#### SUPPLIED MATERIAL:
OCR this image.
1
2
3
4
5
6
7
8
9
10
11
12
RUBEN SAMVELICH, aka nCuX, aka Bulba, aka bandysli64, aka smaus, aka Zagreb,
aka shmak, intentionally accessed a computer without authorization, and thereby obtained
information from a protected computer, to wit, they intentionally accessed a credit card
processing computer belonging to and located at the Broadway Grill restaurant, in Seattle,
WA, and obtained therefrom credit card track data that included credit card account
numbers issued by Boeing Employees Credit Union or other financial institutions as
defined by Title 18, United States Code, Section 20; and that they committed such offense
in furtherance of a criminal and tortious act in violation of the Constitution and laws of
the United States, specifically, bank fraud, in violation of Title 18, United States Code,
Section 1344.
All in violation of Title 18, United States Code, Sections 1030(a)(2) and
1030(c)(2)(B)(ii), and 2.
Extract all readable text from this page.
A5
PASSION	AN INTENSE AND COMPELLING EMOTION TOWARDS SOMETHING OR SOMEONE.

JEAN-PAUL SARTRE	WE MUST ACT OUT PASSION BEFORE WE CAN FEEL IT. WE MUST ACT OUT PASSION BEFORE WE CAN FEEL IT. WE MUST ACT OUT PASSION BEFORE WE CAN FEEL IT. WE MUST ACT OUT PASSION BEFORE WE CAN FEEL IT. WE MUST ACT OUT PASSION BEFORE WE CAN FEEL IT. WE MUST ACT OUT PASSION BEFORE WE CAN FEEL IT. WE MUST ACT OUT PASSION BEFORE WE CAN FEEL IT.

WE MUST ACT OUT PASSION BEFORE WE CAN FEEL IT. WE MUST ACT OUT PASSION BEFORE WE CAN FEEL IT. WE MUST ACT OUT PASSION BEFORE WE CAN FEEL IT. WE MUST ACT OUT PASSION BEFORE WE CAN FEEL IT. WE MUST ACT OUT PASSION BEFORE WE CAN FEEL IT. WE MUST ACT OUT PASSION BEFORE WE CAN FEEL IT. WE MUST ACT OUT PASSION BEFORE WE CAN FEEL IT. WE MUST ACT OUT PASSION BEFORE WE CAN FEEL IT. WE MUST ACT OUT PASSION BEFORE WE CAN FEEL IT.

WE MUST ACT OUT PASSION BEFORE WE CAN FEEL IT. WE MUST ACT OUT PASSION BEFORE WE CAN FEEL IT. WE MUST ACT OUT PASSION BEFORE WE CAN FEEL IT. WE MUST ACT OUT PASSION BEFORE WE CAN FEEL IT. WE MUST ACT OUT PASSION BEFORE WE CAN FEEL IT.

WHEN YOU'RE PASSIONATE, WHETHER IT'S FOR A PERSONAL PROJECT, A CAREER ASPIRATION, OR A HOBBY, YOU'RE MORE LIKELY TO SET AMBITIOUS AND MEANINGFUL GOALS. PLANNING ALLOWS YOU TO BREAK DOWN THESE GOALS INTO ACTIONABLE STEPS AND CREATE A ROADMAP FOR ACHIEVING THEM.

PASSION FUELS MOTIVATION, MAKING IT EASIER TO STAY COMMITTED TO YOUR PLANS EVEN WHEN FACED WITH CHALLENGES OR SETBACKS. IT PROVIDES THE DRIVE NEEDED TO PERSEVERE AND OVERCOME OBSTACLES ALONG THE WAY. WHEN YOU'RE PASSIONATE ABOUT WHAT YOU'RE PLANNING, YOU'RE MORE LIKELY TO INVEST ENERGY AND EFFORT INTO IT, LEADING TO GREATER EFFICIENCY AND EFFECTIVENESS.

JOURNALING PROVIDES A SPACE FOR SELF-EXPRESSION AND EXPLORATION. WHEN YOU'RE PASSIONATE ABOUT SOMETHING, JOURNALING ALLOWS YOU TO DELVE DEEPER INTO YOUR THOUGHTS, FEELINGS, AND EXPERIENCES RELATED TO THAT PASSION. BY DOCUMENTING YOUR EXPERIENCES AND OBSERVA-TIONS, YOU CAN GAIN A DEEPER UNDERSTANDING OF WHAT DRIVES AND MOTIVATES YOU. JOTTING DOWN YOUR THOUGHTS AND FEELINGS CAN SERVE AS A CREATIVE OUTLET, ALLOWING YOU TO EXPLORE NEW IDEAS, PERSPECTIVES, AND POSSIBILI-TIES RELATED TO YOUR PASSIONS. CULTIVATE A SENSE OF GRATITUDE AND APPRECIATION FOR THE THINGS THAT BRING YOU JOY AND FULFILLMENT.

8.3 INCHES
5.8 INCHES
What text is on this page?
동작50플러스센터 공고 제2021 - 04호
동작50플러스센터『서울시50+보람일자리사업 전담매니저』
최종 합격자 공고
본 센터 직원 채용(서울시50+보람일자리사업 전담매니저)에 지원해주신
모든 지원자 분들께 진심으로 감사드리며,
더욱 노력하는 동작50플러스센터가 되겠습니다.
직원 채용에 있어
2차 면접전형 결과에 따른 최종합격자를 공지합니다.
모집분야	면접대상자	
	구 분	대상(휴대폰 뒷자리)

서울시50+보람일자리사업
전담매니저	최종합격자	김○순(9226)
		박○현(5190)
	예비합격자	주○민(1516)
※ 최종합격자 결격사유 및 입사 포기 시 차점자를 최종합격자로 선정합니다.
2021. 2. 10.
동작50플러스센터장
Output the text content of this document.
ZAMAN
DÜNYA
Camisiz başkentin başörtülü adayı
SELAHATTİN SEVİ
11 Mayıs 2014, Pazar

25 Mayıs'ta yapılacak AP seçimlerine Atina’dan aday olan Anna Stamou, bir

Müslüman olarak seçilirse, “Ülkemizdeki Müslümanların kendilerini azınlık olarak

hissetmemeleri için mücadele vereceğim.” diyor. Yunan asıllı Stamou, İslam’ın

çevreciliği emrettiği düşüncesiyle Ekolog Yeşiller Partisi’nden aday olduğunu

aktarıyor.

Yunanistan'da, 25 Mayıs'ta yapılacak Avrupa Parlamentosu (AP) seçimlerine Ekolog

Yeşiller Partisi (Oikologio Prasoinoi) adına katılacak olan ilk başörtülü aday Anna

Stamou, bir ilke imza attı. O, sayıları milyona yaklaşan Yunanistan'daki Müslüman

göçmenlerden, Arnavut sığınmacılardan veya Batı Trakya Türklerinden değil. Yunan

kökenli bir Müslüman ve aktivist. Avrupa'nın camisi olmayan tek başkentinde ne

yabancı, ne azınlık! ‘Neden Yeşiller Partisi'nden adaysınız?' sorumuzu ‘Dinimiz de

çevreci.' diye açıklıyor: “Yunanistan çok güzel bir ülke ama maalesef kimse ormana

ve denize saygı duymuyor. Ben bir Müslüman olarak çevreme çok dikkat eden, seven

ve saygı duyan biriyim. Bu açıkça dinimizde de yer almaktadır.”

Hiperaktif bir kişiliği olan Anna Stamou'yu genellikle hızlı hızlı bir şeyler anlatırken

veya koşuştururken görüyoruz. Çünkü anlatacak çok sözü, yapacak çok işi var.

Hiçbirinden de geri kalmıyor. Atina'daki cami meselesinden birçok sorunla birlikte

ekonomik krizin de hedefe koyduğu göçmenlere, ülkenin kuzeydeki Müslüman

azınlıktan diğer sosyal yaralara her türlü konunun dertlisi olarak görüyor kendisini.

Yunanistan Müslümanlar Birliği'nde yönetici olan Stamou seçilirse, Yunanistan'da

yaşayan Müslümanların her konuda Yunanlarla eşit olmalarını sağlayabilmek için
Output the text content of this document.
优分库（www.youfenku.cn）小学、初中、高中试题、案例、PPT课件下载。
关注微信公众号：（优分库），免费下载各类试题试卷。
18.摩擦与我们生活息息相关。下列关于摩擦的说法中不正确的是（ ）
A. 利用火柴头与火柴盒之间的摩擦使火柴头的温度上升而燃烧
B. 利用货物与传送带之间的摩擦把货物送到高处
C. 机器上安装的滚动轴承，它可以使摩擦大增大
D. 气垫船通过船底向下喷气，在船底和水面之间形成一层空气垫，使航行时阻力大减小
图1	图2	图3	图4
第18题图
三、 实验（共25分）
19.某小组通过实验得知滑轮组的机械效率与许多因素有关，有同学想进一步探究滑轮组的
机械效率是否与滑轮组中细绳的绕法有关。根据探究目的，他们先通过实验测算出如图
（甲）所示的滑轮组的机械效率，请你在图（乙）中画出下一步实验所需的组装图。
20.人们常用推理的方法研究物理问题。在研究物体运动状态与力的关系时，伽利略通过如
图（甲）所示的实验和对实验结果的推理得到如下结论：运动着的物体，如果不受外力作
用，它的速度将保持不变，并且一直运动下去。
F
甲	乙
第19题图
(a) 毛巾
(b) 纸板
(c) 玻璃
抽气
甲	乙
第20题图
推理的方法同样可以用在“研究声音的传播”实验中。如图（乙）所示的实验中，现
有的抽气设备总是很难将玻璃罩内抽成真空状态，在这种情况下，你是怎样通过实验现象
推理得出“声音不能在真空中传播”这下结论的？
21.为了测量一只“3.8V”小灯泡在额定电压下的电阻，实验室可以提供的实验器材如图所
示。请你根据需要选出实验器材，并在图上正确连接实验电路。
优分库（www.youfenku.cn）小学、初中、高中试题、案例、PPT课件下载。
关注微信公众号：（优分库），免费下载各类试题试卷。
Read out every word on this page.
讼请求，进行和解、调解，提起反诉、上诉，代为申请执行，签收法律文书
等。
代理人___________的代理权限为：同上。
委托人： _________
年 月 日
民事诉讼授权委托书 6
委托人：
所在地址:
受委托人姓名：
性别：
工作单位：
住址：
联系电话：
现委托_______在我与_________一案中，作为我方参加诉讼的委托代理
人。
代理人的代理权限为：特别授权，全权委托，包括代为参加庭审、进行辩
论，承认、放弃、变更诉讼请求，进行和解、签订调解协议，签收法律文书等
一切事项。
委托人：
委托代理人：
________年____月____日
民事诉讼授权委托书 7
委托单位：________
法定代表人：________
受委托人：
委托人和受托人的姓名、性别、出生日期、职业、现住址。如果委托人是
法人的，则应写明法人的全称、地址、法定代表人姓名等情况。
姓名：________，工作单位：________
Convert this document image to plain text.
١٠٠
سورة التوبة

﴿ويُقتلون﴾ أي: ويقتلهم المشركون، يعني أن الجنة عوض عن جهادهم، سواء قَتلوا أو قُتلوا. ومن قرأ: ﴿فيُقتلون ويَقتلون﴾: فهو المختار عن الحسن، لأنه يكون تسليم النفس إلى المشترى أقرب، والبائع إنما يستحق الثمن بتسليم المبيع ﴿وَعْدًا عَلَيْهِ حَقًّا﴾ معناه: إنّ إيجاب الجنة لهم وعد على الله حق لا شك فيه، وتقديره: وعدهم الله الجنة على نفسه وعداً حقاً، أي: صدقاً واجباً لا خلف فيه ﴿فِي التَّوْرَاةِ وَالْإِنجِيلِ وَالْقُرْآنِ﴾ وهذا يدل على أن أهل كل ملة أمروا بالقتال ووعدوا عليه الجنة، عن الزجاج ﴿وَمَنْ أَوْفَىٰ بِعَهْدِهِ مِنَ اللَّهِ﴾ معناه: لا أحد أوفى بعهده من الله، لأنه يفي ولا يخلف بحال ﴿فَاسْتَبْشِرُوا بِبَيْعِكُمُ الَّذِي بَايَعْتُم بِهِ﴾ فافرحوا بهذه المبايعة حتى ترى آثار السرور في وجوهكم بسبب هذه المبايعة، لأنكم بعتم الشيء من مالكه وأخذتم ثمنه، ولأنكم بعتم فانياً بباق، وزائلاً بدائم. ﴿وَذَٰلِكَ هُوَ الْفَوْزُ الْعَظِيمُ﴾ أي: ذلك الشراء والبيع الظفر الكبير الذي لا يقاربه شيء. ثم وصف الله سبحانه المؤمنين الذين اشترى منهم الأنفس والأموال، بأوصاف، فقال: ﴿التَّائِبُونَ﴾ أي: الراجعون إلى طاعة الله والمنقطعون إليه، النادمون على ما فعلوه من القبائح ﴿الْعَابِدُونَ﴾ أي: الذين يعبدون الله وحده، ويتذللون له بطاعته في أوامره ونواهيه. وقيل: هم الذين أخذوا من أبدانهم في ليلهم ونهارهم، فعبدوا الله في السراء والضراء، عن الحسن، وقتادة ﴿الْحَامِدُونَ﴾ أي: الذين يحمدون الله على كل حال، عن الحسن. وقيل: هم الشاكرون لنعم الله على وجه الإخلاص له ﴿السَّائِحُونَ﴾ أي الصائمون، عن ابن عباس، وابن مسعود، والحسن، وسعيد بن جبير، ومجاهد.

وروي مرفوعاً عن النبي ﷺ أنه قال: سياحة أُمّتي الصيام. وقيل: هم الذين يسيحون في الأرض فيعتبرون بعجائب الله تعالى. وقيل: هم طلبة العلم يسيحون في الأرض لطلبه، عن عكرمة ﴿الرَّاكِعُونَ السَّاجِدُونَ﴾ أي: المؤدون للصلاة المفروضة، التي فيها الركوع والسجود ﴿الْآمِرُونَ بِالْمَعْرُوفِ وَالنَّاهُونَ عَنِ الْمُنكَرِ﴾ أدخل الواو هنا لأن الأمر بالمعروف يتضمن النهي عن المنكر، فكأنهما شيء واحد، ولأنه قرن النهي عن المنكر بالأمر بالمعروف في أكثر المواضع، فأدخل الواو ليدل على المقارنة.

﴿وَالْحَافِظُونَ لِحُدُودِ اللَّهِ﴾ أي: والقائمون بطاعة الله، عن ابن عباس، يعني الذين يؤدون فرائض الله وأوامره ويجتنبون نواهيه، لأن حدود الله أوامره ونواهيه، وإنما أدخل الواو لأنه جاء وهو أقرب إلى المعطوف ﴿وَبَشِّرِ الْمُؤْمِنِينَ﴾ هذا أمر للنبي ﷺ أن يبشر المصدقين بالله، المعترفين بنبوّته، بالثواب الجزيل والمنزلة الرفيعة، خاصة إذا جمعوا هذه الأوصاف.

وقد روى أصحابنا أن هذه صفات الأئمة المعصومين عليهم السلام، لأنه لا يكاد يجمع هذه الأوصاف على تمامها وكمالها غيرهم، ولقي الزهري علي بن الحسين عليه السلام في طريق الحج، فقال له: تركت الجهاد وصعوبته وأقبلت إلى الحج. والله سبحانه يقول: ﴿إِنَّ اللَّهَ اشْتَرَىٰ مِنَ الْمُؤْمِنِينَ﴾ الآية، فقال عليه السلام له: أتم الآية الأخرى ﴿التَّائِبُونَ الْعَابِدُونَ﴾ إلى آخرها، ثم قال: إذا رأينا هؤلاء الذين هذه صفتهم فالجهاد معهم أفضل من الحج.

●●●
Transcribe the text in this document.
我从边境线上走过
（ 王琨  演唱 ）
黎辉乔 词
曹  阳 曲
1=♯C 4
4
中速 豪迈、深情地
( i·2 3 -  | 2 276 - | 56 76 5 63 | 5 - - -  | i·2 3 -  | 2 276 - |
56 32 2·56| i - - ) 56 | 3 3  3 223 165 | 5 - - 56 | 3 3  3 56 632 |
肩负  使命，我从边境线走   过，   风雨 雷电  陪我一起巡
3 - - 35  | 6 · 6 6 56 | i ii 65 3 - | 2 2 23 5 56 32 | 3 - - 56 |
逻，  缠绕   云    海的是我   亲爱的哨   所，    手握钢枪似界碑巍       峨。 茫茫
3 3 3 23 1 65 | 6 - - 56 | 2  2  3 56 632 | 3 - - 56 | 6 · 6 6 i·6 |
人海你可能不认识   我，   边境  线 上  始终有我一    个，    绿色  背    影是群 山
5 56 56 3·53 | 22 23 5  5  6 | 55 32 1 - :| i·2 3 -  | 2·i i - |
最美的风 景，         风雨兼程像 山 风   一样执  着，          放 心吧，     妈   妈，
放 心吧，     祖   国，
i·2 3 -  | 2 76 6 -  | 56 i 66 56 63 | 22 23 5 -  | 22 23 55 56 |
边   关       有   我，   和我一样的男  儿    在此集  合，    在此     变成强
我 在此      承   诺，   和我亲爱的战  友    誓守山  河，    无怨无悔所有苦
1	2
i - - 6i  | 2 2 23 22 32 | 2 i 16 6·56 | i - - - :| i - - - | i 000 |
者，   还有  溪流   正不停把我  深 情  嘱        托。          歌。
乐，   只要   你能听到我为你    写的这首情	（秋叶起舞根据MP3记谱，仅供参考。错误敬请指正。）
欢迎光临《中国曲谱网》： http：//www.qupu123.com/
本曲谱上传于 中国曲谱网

#### REQUIRED WORK:
Lines of the material that contain the word "전담매니저" are to be gathered.

#### RESPONSE TO THIS EXERCISE:
동작50플러스센터『서울시50+보람일자리사업 전담매니저』
본 센터 직원 채용(서울시50+보람일자리사업 전담매니저)에 지원해주신
전담매니저	최종합격자	김○순(9226)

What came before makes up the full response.